STATED TASK – Reproduce the material word for word; the images stay out.

DATA ROWS –
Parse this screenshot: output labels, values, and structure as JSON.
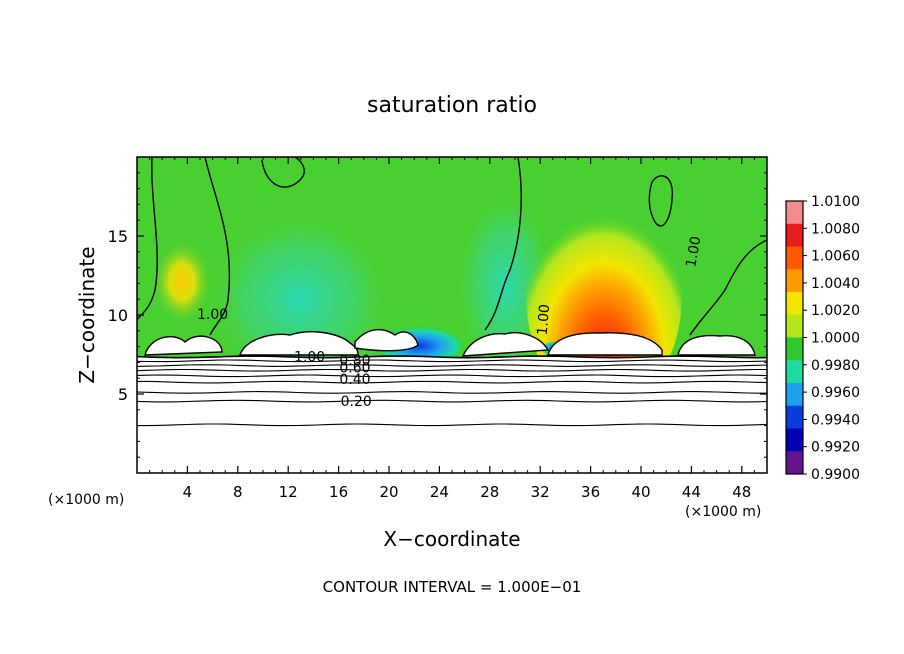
{
  "chart_data": {
    "type": "heatmap",
    "title": "saturation ratio",
    "xlabel": "X−coordinate",
    "ylabel": "Z−coordinate",
    "x_unit": "(×1000 m)",
    "y_unit": "(×1000 m)",
    "xlim": [
      0,
      50
    ],
    "ylim": [
      0,
      20
    ],
    "x_ticks": [
      4,
      8,
      12,
      16,
      20,
      24,
      28,
      32,
      36,
      40,
      44,
      48
    ],
    "y_ticks": [
      5,
      10,
      15
    ],
    "colorbar": {
      "ticks": [
        "1.0100",
        "1.0080",
        "1.0060",
        "1.0040",
        "1.0020",
        "1.0000",
        "0.9980",
        "0.9960",
        "0.9940",
        "0.9920",
        "0.9900"
      ],
      "colors": [
        "#f08c8c",
        "#e61e1e",
        "#ff5a00",
        "#ff9900",
        "#f2e600",
        "#b4e61e",
        "#30c830",
        "#1edca0",
        "#1ea0f0",
        "#0a3cdc",
        "#0000b4",
        "#64148c"
      ]
    },
    "contour_labels": [
      {
        "text": "1.00",
        "x": 13.7,
        "z": 7.3
      },
      {
        "text": "0.80",
        "x": 17.3,
        "z": 7.1
      },
      {
        "text": "0.60",
        "x": 17.3,
        "z": 6.6
      },
      {
        "text": "0.40",
        "x": 17.3,
        "z": 5.9
      },
      {
        "text": "0.20",
        "x": 17.4,
        "z": 4.5
      },
      {
        "text": "1.00",
        "x": 32.3,
        "z": 9.7
      },
      {
        "text": "1.00",
        "x": 44.2,
        "z": 14.0
      },
      {
        "text": "1.00",
        "x": 6.0,
        "z": 10.0
      }
    ],
    "contour_levels_z": [
      7.35,
      7.1,
      6.8,
      6.5,
      6.15,
      5.75,
      5.1,
      4.55,
      3.05
    ],
    "contour_interval_text": "CONTOUR INTERVAL = 1.000E−01"
  }
}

FINISHED ANSWER –
Parse this screenshot: output labels, values, and structure as JSON.
{
  "chart_data": {
    "type": "heatmap",
    "title": "saturation ratio",
    "xlabel": "X−coordinate",
    "ylabel": "Z−coordinate",
    "x_unit": "(×1000 m)",
    "y_unit": "(×1000 m)",
    "xlim": [
      0,
      50
    ],
    "ylim": [
      0,
      20
    ],
    "x_ticks": [
      4,
      8,
      12,
      16,
      20,
      24,
      28,
      32,
      36,
      40,
      44,
      48
    ],
    "y_ticks": [
      5,
      10,
      15
    ],
    "colorbar": {
      "ticks": [
        "1.0100",
        "1.0080",
        "1.0060",
        "1.0040",
        "1.0020",
        "1.0000",
        "0.9980",
        "0.9960",
        "0.9940",
        "0.9920",
        "0.9900"
      ],
      "colors": [
        "#f08c8c",
        "#e61e1e",
        "#ff5a00",
        "#ff9900",
        "#f2e600",
        "#b4e61e",
        "#30c830",
        "#1edca0",
        "#1ea0f0",
        "#0a3cdc",
        "#0000b4",
        "#64148c"
      ]
    },
    "contour_labels": [
      {
        "text": "1.00",
        "x": 13.7,
        "z": 7.3
      },
      {
        "text": "0.80",
        "x": 17.3,
        "z": 7.1
      },
      {
        "text": "0.60",
        "x": 17.3,
        "z": 6.6
      },
      {
        "text": "0.40",
        "x": 17.3,
        "z": 5.9
      },
      {
        "text": "0.20",
        "x": 17.4,
        "z": 4.5
      },
      {
        "text": "1.00",
        "x": 32.3,
        "z": 9.7
      },
      {
        "text": "1.00",
        "x": 44.2,
        "z": 14.0
      },
      {
        "text": "1.00",
        "x": 6.0,
        "z": 10.0
      }
    ],
    "contour_levels_z": [
      7.35,
      7.1,
      6.8,
      6.5,
      6.15,
      5.75,
      5.1,
      4.55,
      3.05
    ],
    "contour_interval_text": "CONTOUR INTERVAL = 1.000E−01"
  }
}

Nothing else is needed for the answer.